EXERCISE AIM
Can you find the lines of the listing that include "this" and copy every one?

┌─ MATERIAL

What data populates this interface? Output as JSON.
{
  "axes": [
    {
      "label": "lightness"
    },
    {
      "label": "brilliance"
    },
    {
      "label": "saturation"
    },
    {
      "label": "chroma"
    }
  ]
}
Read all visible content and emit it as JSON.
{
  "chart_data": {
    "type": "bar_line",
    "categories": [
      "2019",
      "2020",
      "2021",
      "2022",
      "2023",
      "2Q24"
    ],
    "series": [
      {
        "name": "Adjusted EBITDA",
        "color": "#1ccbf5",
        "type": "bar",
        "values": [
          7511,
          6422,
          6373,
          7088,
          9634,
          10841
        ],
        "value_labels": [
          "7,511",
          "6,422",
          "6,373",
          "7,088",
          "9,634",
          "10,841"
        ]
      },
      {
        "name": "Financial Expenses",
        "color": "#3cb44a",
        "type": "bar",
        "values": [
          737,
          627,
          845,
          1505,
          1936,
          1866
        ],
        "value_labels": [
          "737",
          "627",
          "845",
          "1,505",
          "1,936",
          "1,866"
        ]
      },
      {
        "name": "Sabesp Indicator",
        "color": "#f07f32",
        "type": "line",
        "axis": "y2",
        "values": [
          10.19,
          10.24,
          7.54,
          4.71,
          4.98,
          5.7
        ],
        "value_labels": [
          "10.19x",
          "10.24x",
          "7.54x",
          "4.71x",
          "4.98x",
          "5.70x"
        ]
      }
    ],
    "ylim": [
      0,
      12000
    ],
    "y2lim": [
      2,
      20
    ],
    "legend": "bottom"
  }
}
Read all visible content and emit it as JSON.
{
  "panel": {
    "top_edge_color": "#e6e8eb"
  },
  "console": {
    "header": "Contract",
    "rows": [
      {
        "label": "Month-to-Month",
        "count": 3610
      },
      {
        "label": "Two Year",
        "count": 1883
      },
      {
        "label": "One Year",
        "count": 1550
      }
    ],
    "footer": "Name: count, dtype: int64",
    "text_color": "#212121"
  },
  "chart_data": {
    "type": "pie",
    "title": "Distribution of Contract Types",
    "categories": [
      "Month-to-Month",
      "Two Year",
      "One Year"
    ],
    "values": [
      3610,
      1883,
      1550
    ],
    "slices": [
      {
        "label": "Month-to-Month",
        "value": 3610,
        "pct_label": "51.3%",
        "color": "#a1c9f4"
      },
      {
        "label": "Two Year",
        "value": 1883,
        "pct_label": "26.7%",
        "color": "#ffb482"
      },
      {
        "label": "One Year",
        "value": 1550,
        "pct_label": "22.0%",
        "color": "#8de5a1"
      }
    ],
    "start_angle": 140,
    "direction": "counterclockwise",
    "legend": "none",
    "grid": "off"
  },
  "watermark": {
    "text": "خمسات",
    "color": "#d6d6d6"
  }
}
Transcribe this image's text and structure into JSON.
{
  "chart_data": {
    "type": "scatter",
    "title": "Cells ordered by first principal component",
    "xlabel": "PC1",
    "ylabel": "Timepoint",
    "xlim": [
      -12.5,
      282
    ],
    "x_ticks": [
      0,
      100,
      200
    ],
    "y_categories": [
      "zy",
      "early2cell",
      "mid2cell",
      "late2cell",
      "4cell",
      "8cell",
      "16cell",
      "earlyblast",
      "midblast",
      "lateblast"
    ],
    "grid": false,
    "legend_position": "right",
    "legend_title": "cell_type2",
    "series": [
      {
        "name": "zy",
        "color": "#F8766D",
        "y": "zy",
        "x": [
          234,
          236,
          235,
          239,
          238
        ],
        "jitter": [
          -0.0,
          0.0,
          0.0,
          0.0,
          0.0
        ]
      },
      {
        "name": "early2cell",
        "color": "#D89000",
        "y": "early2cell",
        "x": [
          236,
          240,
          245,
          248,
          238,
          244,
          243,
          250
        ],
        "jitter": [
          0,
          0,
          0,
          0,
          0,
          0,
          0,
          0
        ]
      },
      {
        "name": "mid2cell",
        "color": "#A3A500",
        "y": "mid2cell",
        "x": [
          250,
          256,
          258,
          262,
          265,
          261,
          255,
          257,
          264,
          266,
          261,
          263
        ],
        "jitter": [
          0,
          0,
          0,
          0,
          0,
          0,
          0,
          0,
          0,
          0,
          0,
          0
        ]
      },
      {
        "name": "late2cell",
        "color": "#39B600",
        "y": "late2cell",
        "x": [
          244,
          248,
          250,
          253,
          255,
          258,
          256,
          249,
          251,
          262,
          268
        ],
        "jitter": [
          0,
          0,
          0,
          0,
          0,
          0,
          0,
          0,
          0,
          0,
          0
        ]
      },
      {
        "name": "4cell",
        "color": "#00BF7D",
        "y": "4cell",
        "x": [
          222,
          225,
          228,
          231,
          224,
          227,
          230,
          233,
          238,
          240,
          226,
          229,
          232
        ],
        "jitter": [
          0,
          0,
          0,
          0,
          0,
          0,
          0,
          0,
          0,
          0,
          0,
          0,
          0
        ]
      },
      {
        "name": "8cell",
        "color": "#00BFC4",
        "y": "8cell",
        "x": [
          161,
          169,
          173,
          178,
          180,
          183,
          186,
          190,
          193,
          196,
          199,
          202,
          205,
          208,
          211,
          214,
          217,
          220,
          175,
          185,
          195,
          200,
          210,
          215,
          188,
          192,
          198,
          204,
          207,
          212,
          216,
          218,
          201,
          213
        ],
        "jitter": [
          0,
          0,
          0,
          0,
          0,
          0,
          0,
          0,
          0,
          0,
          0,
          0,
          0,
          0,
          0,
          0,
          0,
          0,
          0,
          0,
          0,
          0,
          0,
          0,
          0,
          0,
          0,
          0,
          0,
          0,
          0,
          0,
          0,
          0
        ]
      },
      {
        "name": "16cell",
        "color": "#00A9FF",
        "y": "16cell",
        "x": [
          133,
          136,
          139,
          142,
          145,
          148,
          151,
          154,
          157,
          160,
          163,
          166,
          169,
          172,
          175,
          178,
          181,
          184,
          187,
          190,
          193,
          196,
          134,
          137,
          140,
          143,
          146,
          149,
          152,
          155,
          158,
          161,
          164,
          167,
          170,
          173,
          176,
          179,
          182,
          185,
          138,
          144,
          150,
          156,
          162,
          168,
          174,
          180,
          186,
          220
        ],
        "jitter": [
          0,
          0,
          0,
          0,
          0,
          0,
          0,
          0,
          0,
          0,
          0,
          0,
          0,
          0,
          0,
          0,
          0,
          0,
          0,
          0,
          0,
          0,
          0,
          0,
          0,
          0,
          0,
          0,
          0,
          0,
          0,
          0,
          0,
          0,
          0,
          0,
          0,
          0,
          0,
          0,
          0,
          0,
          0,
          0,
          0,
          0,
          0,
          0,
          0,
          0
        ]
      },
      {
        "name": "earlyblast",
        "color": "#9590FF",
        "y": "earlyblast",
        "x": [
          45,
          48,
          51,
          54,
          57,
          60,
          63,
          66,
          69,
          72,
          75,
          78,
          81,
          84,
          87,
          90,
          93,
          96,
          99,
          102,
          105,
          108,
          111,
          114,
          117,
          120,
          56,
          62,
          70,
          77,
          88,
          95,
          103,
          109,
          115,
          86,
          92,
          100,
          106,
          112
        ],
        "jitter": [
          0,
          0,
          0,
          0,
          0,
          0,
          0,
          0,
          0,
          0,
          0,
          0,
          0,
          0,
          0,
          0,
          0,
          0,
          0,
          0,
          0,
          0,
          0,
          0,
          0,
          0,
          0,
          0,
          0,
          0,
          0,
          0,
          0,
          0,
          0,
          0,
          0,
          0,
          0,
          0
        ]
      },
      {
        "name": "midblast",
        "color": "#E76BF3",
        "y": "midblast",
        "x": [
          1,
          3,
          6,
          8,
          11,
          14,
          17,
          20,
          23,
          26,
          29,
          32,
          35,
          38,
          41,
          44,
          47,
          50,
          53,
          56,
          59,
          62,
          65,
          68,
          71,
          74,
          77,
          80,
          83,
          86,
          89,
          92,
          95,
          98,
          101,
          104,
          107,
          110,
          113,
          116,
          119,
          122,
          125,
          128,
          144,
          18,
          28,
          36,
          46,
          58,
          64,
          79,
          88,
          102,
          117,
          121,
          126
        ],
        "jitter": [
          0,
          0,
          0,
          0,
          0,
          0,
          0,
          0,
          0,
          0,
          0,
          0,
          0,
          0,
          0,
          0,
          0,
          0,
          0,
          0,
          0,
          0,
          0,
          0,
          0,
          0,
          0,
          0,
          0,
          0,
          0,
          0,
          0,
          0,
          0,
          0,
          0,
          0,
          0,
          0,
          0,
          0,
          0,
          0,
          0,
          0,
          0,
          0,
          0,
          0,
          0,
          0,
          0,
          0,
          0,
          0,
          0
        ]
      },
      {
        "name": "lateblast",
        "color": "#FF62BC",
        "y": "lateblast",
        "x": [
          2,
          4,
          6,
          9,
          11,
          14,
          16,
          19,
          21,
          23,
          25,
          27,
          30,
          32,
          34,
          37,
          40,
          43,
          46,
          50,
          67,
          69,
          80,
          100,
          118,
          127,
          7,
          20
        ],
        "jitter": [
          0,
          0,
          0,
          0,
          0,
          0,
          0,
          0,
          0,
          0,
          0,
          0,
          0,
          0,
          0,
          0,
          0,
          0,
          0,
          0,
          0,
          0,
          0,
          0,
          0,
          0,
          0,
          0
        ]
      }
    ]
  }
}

└─

THE RESPONSE
What data populates this interface? Output as JSON.
Transcribe this image's text and structure into JSON.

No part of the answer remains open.